- Exercise requirements -
Reproduce all of the data below without alteration; exclude every picture.

(A block of data)

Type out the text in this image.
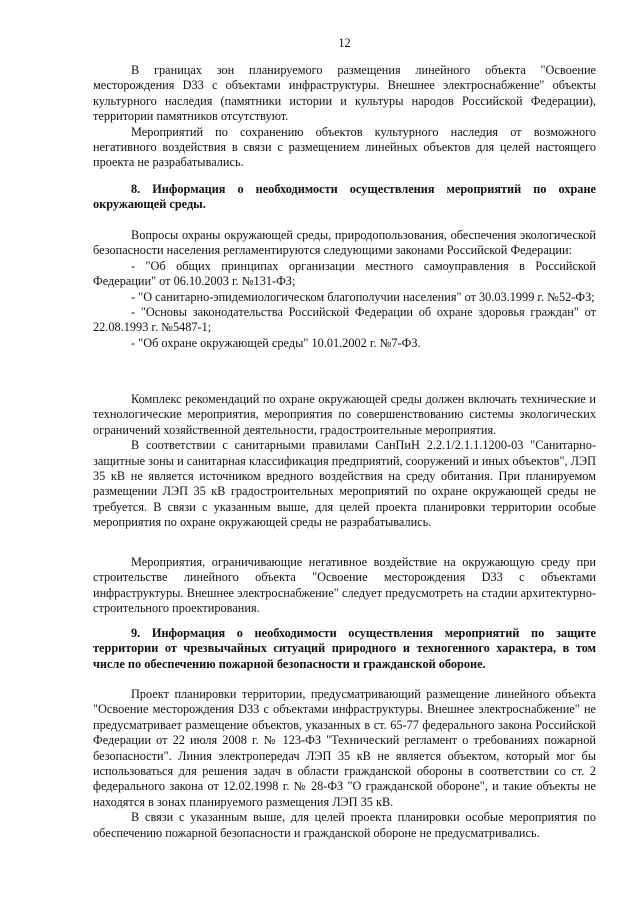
12

В границах зон планируемого размещения линейного объекта "Освоение месторождения D33 с объектами инфраструктуры. Внешнее электроснабжение" объекты культурного наследия (памятники истории и культуры народов Российской Федерации), территории памятников отсутствуют.

Мероприятий по сохранению объектов культурного наследия от возможного негативного воздействия в связи с размещением линейных объектов для целей настоящего проекта не разрабатывались.

8. Информация о необходимости осуществления мероприятий по охране окружающей среды.

Вопросы охраны окружающей среды, природопользования, обеспечения экологической безопасности населения регламентируются следующими законами Российской Федерации:

- "Об общих принципах организации местного самоуправления в Российской Федерации" от 06.10.2003 г. №131-ФЗ;

- "О санитарно-эпидемиологическом благополучии населения" от 30.03.1999 г. №52-ФЗ;

- "Основы законодательства Российской Федерации об охране здоровья граждан" от 22.08.1993 г. №5487-1;

- "Об охране окружающей среды" 10.01.2002 г. №7-ФЗ.

Комплекс рекомендаций по охране окружающей среды должен включать технические и технологические мероприятия, мероприятия по совершенствованию системы экологических ограничений хозяйственной деятельности, градостроительные мероприятия.

В соответствии с санитарными правилами СанПиН 2.2.1/2.1.1.1200-03 "Санитарно-защитные зоны и санитарная классификация предприятий, сооружений и иных объектов", ЛЭП 35 кВ не является источником вредного воздействия на среду обитания. При планируемом размещении ЛЭП 35 кВ градостроительных мероприятий по охране окружающей среды не требуется. В связи с указанным выше, для целей проекта планировки территории особые мероприятия по охране окружающей среды не разрабатывались.

Мероприятия, ограничивающие негативное воздействие на окружающую среду при строительстве линейного объекта "Освоение месторождения D33 с объектами инфраструктуры. Внешнее электроснабжение" следует предусмотреть на стадии архитектурно-строительного проектирования.

9. Информация о необходимости осуществления мероприятий по защите территории от чрезвычайных ситуаций природного и техногенного характера, в том числе по обеспечению пожарной безопасности и гражданской обороне.

Проект планировки территории, предусматривающий размещение линейного объекта "Освоение месторождения D33 с объектами инфраструктуры. Внешнее электроснабжение" не предусматривает размещение объектов, указанных в ст. 65-77 федерального закона Российской Федерации от 22 июля 2008 г. № 123-ФЗ "Технический регламент о требованиях пожарной безопасности". Линия электропередач ЛЭП 35 кВ не является объектом, который мог бы использоваться для решения задач в области гражданской обороны в соответствии со ст. 2 федерального закона от 12.02.1998 г. № 28-ФЗ "О гражданской обороне", и такие объекты не находятся в зонах планируемого размещения ЛЭП 35 кВ.

В связи с указанным выше, для целей проекта планировки особые мероприятия по обеспечению пожарной безопасности и гражданской обороне не предусматривались.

- Response -
Type out the text in this image.
12

В границах зон планируемого размещения линейного объекта "Освоение месторождения D33 с объектами инфраструктуры. Внешнее электроснабжение" объекты культурного наследия (памятники истории и культуры народов Российской Федерации), территории памятников отсутствуют.

Мероприятий по сохранению объектов культурного наследия от возможного негативного воздействия в связи с размещением линейных объектов для целей настоящего проекта не разрабатывались.

8. Информация о необходимости осуществления мероприятий по охране окружающей среды.

Вопросы охраны окружающей среды, природопользования, обеспечения экологической безопасности населения регламентируются следующими законами Российской Федерации:

- "Об общих принципах организации местного самоуправления в Российской Федерации" от 06.10.2003 г. №131-ФЗ;

- "О санитарно-эпидемиологическом благополучии населения" от 30.03.1999 г. №52-ФЗ;

- "Основы законодательства Российской Федерации об охране здоровья граждан" от 22.08.1993 г. №5487-1;

- "Об охране окружающей среды" 10.01.2002 г. №7-ФЗ.

Комплекс рекомендаций по охране окружающей среды должен включать технические и технологические мероприятия, мероприятия по совершенствованию системы экологических ограничений хозяйственной деятельности, градостроительные мероприятия.

В соответствии с санитарными правилами СанПиН 2.2.1/2.1.1.1200-03 "Санитарно-защитные зоны и санитарная классификация предприятий, сооружений и иных объектов", ЛЭП 35 кВ не является источником вредного воздействия на среду обитания. При планируемом размещении ЛЭП 35 кВ градостроительных мероприятий по охране окружающей среды не требуется. В связи с указанным выше, для целей проекта планировки территории особые мероприятия по охране окружающей среды не разрабатывались.

Мероприятия, ограничивающие негативное воздействие на окружающую среду при строительстве линейного объекта "Освоение месторождения D33 с объектами инфраструктуры. Внешнее электроснабжение" следует предусмотреть на стадии архитектурно-строительного проектирования.

9. Информация о необходимости осуществления мероприятий по защите территории от чрезвычайных ситуаций природного и техногенного характера, в том числе по обеспечению пожарной безопасности и гражданской обороне.

Проект планировки территории, предусматривающий размещение линейного объекта "Освоение месторождения D33 с объектами инфраструктуры. Внешнее электроснабжение" не предусматривает размещение объектов, указанных в ст. 65-77 федерального закона Российской Федерации от 22 июля 2008 г. № 123-ФЗ "Технический регламент о требованиях пожарной безопасности". Линия электропередач ЛЭП 35 кВ не является объектом, который мог бы использоваться для решения задач в области гражданской обороны в соответствии со ст. 2 федерального закона от 12.02.1998 г. № 28-ФЗ "О гражданской обороне", и такие объекты не находятся в зонах планируемого размещения ЛЭП 35 кВ.

В связи с указанным выше, для целей проекта планировки особые мероприятия по обеспечению пожарной безопасности и гражданской обороне не предусматривались.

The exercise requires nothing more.